__Work required__: Print the records below exactly as they appear.

··· Extracted records ···

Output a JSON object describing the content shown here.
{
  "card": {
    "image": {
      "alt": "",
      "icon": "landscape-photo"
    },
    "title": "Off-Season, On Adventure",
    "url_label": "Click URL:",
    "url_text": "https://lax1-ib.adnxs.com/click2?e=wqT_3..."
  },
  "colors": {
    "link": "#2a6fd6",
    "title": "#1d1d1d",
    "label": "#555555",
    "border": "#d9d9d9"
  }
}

···

__Answer to this problem__:
Output a JSON object describing the content shown here.
{
  "card": {
    "image": {
      "alt": "",
      "icon": "landscape-photo"
    },
    "title": "Off-Season, On Adventure",
    "url_label": "Click URL:",
    "url_text": "https://lax1-ib.adnxs.com/click2?e=wqT_3..."
  },
  "colors": {
    "link": "#2a6fd6",
    "title": "#1d1d1d",
    "label": "#555555",
    "border": "#d9d9d9"
  }
}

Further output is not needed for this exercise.